[Begin]

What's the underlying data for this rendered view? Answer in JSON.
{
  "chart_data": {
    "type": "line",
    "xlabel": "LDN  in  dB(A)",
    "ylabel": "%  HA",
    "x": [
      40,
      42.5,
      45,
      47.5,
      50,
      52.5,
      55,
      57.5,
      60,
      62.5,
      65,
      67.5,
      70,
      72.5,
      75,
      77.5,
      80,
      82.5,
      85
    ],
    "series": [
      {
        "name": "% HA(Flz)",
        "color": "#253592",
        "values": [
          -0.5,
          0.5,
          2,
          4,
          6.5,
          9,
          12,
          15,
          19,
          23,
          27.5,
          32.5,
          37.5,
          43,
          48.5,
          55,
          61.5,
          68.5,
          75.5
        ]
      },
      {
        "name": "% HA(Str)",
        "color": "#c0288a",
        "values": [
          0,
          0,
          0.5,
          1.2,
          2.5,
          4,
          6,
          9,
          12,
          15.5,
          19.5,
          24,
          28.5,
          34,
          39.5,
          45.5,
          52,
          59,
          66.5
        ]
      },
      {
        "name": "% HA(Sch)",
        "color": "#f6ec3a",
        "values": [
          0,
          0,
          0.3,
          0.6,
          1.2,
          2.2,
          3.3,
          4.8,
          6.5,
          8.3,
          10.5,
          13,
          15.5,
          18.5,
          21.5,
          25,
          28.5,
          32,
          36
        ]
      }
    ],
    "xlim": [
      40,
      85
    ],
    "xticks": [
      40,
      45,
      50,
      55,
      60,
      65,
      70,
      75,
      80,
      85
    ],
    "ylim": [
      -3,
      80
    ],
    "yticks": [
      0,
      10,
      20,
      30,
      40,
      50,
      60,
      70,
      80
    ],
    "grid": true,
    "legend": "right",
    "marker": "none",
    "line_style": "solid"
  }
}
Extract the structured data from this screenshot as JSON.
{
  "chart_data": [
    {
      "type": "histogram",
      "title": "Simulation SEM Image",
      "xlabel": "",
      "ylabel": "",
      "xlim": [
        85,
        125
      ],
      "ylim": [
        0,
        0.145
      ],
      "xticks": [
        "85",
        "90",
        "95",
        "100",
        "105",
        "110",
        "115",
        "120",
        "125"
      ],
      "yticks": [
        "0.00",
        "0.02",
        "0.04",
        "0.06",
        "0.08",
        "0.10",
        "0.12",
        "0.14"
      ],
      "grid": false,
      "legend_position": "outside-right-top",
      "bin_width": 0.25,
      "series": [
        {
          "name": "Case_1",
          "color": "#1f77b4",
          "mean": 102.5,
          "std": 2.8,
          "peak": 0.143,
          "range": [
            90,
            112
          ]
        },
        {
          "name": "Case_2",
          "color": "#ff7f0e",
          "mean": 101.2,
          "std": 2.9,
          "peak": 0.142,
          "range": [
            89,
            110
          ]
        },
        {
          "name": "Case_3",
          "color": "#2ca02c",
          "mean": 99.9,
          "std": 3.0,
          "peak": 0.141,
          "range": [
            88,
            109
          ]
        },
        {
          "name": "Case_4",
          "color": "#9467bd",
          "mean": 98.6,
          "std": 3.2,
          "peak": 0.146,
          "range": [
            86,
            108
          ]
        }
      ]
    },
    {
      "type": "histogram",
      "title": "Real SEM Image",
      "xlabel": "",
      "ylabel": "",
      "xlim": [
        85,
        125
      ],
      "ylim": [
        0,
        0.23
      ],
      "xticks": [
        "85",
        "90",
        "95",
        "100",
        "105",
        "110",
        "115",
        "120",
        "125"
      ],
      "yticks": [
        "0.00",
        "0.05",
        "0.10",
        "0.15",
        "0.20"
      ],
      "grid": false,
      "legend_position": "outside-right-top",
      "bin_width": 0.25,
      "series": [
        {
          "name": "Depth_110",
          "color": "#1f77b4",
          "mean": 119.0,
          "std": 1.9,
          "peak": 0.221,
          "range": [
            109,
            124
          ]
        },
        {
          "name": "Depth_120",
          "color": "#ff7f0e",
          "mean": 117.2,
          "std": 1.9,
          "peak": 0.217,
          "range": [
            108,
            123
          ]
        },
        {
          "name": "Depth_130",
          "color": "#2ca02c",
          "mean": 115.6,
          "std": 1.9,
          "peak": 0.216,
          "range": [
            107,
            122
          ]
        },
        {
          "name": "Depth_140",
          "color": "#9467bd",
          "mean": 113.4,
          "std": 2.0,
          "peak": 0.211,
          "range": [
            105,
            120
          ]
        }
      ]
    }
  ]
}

[End]

Repeat all of the entries exactly.

Exercise solution ::
What's the underlying data for this rendered view? Answer in JSON.
{
  "chart_data": {
    "type": "line",
    "xlabel": "LDN  in  dB(A)",
    "ylabel": "%  HA",
    "x": [
      40,
      42.5,
      45,
      47.5,
      50,
      52.5,
      55,
      57.5,
      60,
      62.5,
      65,
      67.5,
      70,
      72.5,
      75,
      77.5,
      80,
      82.5,
      85
    ],
    "series": [
      {
        "name": "% HA(Flz)",
        "color": "#253592",
        "values": [
          -0.5,
          0.5,
          2,
          4,
          6.5,
          9,
          12,
          15,
          19,
          23,
          27.5,
          32.5,
          37.5,
          43,
          48.5,
          55,
          61.5,
          68.5,
          75.5
        ]
      },
      {
        "name": "% HA(Str)",
        "color": "#c0288a",
        "values": [
          0,
          0,
          0.5,
          1.2,
          2.5,
          4,
          6,
          9,
          12,
          15.5,
          19.5,
          24,
          28.5,
          34,
          39.5,
          45.5,
          52,
          59,
          66.5
        ]
      },
      {
        "name": "% HA(Sch)",
        "color": "#f6ec3a",
        "values": [
          0,
          0,
          0.3,
          0.6,
          1.2,
          2.2,
          3.3,
          4.8,
          6.5,
          8.3,
          10.5,
          13,
          15.5,
          18.5,
          21.5,
          25,
          28.5,
          32,
          36
        ]
      }
    ],
    "xlim": [
      40,
      85
    ],
    "xticks": [
      40,
      45,
      50,
      55,
      60,
      65,
      70,
      75,
      80,
      85
    ],
    "ylim": [
      -3,
      80
    ],
    "yticks": [
      0,
      10,
      20,
      30,
      40,
      50,
      60,
      70,
      80
    ],
    "grid": true,
    "legend": "right",
    "marker": "none",
    "line_style": "solid"
  }
}
Extract the structured data from this screenshot as JSON.
{
  "chart_data": [
    {
      "type": "histogram",
      "title": "Simulation SEM Image",
      "xlabel": "",
      "ylabel": "",
      "xlim": [
        85,
        125
      ],
      "ylim": [
        0,
        0.145
      ],
      "xticks": [
        "85",
        "90",
        "95",
        "100",
        "105",
        "110",
        "115",
        "120",
        "125"
      ],
      "yticks": [
        "0.00",
        "0.02",
        "0.04",
        "0.06",
        "0.08",
        "0.10",
        "0.12",
        "0.14"
      ],
      "grid": false,
      "legend_position": "outside-right-top",
      "bin_width": 0.25,
      "series": [
        {
          "name": "Case_1",
          "color": "#1f77b4",
          "mean": 102.5,
          "std": 2.8,
          "peak": 0.143,
          "range": [
            90,
            112
          ]
        },
        {
          "name": "Case_2",
          "color": "#ff7f0e",
          "mean": 101.2,
          "std": 2.9,
          "peak": 0.142,
          "range": [
            89,
            110
          ]
        },
        {
          "name": "Case_3",
          "color": "#2ca02c",
          "mean": 99.9,
          "std": 3.0,
          "peak": 0.141,
          "range": [
            88,
            109
          ]
        },
        {
          "name": "Case_4",
          "color": "#9467bd",
          "mean": 98.6,
          "std": 3.2,
          "peak": 0.146,
          "range": [
            86,
            108
          ]
        }
      ]
    },
    {
      "type": "histogram",
      "title": "Real SEM Image",
      "xlabel": "",
      "ylabel": "",
      "xlim": [
        85,
        125
      ],
      "ylim": [
        0,
        0.23
      ],
      "xticks": [
        "85",
        "90",
        "95",
        "100",
        "105",
        "110",
        "115",
        "120",
        "125"
      ],
      "yticks": [
        "0.00",
        "0.05",
        "0.10",
        "0.15",
        "0.20"
      ],
      "grid": false,
      "legend_position": "outside-right-top",
      "bin_width": 0.25,
      "series": [
        {
          "name": "Depth_110",
          "color": "#1f77b4",
          "mean": 119.0,
          "std": 1.9,
          "peak": 0.221,
          "range": [
            109,
            124
          ]
        },
        {
          "name": "Depth_120",
          "color": "#ff7f0e",
          "mean": 117.2,
          "std": 1.9,
          "peak": 0.217,
          "range": [
            108,
            123
          ]
        },
        {
          "name": "Depth_130",
          "color": "#2ca02c",
          "mean": 115.6,
          "std": 1.9,
          "peak": 0.216,
          "range": [
            107,
            122
          ]
        },
        {
          "name": "Depth_140",
          "color": "#9467bd",
          "mean": 113.4,
          "std": 2.0,
          "peak": 0.211,
          "range": [
            105,
            120
          ]
        }
      ]
    }
  ]
}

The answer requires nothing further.